(Exercise prompt):
Below is a listing; reproduce each line of it exactly.
##############################
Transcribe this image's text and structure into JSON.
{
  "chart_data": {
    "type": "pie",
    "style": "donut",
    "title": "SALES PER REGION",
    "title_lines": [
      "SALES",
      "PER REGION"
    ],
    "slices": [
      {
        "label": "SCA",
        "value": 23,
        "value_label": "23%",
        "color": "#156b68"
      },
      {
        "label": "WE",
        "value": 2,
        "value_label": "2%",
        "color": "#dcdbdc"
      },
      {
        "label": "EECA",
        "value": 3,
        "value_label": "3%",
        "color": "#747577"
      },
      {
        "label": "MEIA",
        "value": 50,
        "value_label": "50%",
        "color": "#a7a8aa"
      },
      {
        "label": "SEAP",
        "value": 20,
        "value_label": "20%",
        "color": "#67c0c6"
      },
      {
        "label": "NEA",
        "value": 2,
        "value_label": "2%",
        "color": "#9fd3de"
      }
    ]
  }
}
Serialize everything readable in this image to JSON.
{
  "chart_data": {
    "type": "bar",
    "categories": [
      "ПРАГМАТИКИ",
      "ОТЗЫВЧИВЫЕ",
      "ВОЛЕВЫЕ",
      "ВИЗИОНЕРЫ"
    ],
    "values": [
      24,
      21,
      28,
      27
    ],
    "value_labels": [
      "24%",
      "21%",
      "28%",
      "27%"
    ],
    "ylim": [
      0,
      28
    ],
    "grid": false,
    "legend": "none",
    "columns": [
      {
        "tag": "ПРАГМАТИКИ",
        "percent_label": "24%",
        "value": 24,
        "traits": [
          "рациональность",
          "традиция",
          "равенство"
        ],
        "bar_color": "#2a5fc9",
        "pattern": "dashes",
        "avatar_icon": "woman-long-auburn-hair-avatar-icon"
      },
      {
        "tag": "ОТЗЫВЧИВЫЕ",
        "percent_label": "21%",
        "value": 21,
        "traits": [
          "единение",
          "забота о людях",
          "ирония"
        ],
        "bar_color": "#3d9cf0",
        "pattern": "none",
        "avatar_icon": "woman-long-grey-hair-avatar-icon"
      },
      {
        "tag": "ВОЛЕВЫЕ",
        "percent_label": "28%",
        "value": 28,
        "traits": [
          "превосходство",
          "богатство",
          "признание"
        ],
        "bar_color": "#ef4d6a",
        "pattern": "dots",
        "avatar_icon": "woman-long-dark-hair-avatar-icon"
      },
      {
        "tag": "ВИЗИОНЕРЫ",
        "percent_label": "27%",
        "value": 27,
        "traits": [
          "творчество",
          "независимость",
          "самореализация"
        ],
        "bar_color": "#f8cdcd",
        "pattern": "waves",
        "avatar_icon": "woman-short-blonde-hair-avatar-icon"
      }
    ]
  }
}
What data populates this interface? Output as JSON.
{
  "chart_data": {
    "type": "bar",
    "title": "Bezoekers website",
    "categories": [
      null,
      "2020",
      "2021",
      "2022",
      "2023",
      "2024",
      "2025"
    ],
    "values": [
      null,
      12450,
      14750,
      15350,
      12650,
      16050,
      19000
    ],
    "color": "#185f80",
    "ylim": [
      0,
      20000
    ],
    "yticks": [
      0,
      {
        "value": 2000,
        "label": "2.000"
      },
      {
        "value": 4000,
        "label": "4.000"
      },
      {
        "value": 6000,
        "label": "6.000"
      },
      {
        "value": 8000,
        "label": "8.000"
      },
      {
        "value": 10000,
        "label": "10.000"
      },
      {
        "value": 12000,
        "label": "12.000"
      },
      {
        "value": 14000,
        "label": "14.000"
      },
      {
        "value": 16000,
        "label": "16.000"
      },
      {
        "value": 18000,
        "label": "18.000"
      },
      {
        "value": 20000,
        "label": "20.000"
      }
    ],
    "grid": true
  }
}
##############################
(Task output):
Transcribe this image's text and structure into JSON.
{
  "chart_data": {
    "type": "pie",
    "style": "donut",
    "title": "SALES PER REGION",
    "title_lines": [
      "SALES",
      "PER REGION"
    ],
    "slices": [
      {
        "label": "SCA",
        "value": 23,
        "value_label": "23%",
        "color": "#156b68"
      },
      {
        "label": "WE",
        "value": 2,
        "value_label": "2%",
        "color": "#dcdbdc"
      },
      {
        "label": "EECA",
        "value": 3,
        "value_label": "3%",
        "color": "#747577"
      },
      {
        "label": "MEIA",
        "value": 50,
        "value_label": "50%",
        "color": "#a7a8aa"
      },
      {
        "label": "SEAP",
        "value": 20,
        "value_label": "20%",
        "color": "#67c0c6"
      },
      {
        "label": "NEA",
        "value": 2,
        "value_label": "2%",
        "color": "#9fd3de"
      }
    ]
  }
}
Serialize everything readable in this image to JSON.
{
  "chart_data": {
    "type": "bar",
    "categories": [
      "ПРАГМАТИКИ",
      "ОТЗЫВЧИВЫЕ",
      "ВОЛЕВЫЕ",
      "ВИЗИОНЕРЫ"
    ],
    "values": [
      24,
      21,
      28,
      27
    ],
    "value_labels": [
      "24%",
      "21%",
      "28%",
      "27%"
    ],
    "ylim": [
      0,
      28
    ],
    "grid": false,
    "legend": "none",
    "columns": [
      {
        "tag": "ПРАГМАТИКИ",
        "percent_label": "24%",
        "value": 24,
        "traits": [
          "рациональность",
          "традиция",
          "равенство"
        ],
        "bar_color": "#2a5fc9",
        "pattern": "dashes",
        "avatar_icon": "woman-long-auburn-hair-avatar-icon"
      },
      {
        "tag": "ОТЗЫВЧИВЫЕ",
        "percent_label": "21%",
        "value": 21,
        "traits": [
          "единение",
          "забота о людях",
          "ирония"
        ],
        "bar_color": "#3d9cf0",
        "pattern": "none",
        "avatar_icon": "woman-long-grey-hair-avatar-icon"
      },
      {
        "tag": "ВОЛЕВЫЕ",
        "percent_label": "28%",
        "value": 28,
        "traits": [
          "превосходство",
          "богатство",
          "признание"
        ],
        "bar_color": "#ef4d6a",
        "pattern": "dots",
        "avatar_icon": "woman-long-dark-hair-avatar-icon"
      },
      {
        "tag": "ВИЗИОНЕРЫ",
        "percent_label": "27%",
        "value": 27,
        "traits": [
          "творчество",
          "независимость",
          "самореализация"
        ],
        "bar_color": "#f8cdcd",
        "pattern": "waves",
        "avatar_icon": "woman-short-blonde-hair-avatar-icon"
      }
    ]
  }
}
What data populates this interface? Output as JSON.
{
  "chart_data": {
    "type": "bar",
    "title": "Bezoekers website",
    "categories": [
      null,
      "2020",
      "2021",
      "2022",
      "2023",
      "2024",
      "2025"
    ],
    "values": [
      null,
      12450,
      14750,
      15350,
      12650,
      16050,
      19000
    ],
    "color": "#185f80",
    "ylim": [
      0,
      20000
    ],
    "yticks": [
      0,
      {
        "value": 2000,
        "label": "2.000"
      },
      {
        "value": 4000,
        "label": "4.000"
      },
      {
        "value": 6000,
        "label": "6.000"
      },
      {
        "value": 8000,
        "label": "8.000"
      },
      {
        "value": 10000,
        "label": "10.000"
      },
      {
        "value": 12000,
        "label": "12.000"
      },
      {
        "value": 14000,
        "label": "14.000"
      },
      {
        "value": 16000,
        "label": "16.000"
      },
      {
        "value": 18000,
        "label": "18.000"
      },
      {
        "value": 20000,
        "label": "20.000"
      }
    ],
    "grid": true
  }
}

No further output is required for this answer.